LISTING:
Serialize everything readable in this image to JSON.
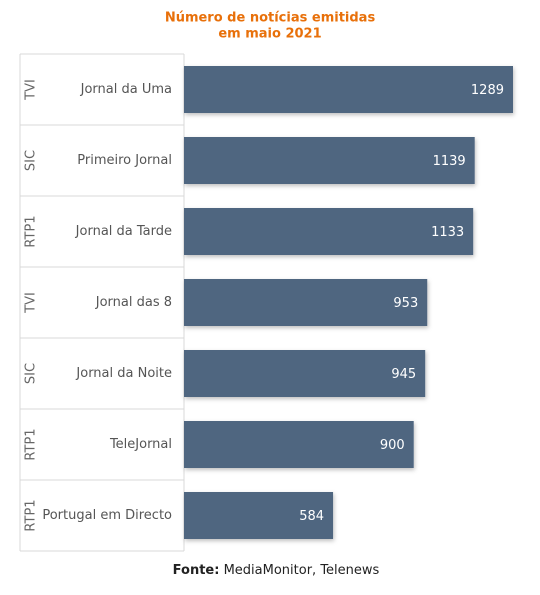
{
  "chart_data": {
    "type": "bar",
    "orientation": "horizontal",
    "title": [
      "Número de notícias emitidas",
      "em maio 2021"
    ],
    "categories": [
      "Jornal da Uma",
      "Primeiro Jornal",
      "Jornal da Tarde",
      "Jornal das 8",
      "Jornal da Noite",
      "TeleJornal",
      "Portugal em Directo"
    ],
    "groups": [
      "TVI",
      "SIC",
      "RTP1",
      "TVI",
      "SIC",
      "RTP1",
      "RTP1"
    ],
    "values": [
      1289,
      1139,
      1133,
      953,
      945,
      900,
      584
    ],
    "color": "#4f6680",
    "source": {
      "label": "Fonte:",
      "text": "MediaMonitor, Telenews"
    }
  }
}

WHAT THE TASK REQUIRES:
Could you reproduce every record above exactly, leaving out the pictures?

SOLUTION TO THIS TASK:
Serialize everything readable in this image to JSON.
{
  "chart_data": {
    "type": "bar",
    "orientation": "horizontal",
    "title": [
      "Número de notícias emitidas",
      "em maio 2021"
    ],
    "categories": [
      "Jornal da Uma",
      "Primeiro Jornal",
      "Jornal da Tarde",
      "Jornal das 8",
      "Jornal da Noite",
      "TeleJornal",
      "Portugal em Directo"
    ],
    "groups": [
      "TVI",
      "SIC",
      "RTP1",
      "TVI",
      "SIC",
      "RTP1",
      "RTP1"
    ],
    "values": [
      1289,
      1139,
      1133,
      953,
      945,
      900,
      584
    ],
    "color": "#4f6680",
    "source": {
      "label": "Fonte:",
      "text": "MediaMonitor, Telenews"
    }
  }
}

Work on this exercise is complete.